Check each line of the listing for the word "Medián" and report how many lines contain it, giving nothing but the number.

********

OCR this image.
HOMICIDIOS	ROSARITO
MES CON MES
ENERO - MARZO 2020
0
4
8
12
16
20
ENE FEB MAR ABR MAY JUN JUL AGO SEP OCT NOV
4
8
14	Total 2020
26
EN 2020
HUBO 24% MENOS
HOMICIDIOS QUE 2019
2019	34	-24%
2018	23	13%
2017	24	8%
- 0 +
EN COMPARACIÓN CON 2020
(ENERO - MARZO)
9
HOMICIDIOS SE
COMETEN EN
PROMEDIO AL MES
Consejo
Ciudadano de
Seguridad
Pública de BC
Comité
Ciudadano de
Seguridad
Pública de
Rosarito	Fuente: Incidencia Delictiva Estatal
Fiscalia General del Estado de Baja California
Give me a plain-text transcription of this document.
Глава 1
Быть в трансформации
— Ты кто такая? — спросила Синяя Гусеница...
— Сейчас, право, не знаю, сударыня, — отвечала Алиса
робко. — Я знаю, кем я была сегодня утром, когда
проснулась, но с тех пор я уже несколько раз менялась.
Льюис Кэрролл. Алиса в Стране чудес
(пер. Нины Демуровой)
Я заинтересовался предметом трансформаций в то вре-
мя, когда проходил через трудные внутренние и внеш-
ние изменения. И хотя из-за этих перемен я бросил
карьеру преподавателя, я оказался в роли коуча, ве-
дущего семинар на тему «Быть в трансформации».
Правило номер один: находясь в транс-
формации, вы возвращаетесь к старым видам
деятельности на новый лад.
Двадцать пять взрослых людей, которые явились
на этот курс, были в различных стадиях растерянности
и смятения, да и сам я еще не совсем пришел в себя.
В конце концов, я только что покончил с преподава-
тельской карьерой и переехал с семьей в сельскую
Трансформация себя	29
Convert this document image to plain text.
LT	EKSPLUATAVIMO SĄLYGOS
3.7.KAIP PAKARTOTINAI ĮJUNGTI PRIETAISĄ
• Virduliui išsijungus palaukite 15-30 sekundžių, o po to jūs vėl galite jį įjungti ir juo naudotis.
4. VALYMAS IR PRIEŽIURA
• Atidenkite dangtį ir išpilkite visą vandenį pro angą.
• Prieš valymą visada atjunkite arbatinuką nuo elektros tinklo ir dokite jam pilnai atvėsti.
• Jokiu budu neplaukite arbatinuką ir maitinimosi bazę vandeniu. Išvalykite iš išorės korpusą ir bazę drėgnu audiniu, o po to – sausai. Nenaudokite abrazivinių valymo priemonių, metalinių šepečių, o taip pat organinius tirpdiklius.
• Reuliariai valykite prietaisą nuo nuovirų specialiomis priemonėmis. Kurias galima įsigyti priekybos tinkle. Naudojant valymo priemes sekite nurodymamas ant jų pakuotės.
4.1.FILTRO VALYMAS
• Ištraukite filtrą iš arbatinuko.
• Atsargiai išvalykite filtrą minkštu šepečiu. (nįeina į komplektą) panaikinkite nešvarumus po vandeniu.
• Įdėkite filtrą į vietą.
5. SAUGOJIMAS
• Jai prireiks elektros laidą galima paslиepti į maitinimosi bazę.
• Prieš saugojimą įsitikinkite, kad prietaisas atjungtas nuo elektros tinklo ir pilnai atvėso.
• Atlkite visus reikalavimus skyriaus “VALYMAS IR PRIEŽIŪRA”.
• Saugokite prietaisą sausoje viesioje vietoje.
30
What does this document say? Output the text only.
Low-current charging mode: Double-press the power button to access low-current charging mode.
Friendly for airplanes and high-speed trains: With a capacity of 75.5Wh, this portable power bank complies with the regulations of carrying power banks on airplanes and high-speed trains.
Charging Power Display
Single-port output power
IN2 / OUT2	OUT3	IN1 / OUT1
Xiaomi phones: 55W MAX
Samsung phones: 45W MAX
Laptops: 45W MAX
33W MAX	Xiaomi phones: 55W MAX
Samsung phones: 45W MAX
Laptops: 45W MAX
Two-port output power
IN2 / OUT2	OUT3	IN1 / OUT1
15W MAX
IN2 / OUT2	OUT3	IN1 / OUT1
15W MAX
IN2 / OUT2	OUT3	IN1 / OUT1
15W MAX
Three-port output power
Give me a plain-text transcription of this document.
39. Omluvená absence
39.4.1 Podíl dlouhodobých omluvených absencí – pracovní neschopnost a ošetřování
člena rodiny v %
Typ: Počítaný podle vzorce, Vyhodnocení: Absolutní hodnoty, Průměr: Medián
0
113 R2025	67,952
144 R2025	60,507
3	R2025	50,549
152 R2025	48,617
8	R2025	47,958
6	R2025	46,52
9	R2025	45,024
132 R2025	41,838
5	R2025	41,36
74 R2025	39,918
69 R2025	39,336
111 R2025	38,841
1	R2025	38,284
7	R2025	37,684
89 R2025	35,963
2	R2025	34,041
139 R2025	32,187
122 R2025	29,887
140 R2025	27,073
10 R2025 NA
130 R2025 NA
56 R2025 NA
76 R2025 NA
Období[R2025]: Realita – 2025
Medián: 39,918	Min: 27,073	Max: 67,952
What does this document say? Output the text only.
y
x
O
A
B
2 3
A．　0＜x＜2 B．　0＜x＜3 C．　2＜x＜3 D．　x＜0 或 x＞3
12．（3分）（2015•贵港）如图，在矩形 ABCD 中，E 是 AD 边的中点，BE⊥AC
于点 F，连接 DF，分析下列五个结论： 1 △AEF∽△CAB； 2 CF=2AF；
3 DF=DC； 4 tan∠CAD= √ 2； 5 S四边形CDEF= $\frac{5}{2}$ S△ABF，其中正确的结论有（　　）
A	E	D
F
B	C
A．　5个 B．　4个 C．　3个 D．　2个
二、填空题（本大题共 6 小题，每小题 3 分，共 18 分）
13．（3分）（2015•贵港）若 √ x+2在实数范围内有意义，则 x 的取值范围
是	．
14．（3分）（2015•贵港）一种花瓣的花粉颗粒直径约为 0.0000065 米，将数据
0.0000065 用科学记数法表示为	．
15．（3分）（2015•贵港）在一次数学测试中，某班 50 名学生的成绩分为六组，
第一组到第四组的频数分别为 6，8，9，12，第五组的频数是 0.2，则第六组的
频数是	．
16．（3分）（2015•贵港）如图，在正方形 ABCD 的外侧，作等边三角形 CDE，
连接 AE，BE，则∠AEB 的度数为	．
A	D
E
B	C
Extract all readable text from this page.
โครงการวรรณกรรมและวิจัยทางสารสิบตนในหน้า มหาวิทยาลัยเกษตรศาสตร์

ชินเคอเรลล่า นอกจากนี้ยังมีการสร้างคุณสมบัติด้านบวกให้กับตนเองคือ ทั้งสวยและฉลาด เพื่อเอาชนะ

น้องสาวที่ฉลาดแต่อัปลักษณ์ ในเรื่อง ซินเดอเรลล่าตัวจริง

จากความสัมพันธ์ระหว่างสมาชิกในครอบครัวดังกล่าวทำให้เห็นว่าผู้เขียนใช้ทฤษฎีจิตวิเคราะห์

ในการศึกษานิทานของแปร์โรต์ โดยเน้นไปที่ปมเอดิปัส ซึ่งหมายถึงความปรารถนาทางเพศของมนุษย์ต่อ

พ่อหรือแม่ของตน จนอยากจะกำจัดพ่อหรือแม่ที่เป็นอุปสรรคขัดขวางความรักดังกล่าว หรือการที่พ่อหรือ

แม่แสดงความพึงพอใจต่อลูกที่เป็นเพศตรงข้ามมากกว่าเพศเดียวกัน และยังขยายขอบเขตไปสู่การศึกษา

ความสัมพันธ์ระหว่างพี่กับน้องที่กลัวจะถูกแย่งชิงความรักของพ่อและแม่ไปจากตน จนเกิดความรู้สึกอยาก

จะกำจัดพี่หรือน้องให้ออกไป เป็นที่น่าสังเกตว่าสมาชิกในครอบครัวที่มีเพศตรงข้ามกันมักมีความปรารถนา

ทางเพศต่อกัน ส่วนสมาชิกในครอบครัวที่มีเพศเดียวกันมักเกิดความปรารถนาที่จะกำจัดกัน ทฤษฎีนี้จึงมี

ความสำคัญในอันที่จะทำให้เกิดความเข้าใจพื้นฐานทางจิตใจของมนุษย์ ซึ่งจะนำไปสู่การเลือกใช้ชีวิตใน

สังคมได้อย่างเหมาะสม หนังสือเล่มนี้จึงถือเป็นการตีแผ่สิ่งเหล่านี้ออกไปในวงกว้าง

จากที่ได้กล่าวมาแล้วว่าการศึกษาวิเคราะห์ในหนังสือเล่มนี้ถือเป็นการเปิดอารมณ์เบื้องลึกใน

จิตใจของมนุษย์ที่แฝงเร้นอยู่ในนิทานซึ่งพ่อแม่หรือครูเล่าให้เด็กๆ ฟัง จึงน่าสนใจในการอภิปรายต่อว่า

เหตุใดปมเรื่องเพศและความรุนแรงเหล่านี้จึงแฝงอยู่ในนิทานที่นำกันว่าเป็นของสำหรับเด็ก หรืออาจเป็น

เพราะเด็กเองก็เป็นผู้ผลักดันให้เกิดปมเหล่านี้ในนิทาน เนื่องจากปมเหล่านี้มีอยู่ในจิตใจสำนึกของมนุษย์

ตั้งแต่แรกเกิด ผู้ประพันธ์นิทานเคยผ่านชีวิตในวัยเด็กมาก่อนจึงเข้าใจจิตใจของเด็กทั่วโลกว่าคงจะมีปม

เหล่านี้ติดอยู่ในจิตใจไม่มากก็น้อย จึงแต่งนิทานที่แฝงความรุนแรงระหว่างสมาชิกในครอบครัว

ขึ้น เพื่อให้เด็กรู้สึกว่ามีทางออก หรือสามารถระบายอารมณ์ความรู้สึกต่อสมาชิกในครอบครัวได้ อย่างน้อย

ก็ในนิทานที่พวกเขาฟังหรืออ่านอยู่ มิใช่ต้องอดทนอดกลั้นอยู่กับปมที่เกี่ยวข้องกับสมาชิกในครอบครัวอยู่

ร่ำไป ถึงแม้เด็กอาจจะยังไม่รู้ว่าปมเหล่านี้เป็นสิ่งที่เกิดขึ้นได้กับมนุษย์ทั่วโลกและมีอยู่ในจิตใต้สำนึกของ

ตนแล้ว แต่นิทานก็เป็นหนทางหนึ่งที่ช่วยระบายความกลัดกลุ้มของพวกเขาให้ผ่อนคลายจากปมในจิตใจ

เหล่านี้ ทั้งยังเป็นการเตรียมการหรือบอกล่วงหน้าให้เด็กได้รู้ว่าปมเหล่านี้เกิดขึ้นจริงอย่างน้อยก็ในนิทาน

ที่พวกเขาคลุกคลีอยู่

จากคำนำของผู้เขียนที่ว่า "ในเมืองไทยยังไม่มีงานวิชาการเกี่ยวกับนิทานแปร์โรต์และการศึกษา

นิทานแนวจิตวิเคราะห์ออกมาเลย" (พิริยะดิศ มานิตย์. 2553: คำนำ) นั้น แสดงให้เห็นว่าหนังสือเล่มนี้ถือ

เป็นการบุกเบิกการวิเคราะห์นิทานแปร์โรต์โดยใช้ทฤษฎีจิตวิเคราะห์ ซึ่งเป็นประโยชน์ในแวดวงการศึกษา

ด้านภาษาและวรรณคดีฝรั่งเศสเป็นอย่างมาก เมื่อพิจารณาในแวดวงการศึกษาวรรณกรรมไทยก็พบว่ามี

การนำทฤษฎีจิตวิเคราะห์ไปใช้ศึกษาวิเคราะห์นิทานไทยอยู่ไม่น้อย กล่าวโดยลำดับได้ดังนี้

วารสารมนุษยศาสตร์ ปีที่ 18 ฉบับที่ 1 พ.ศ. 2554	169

********

#### [Output]
2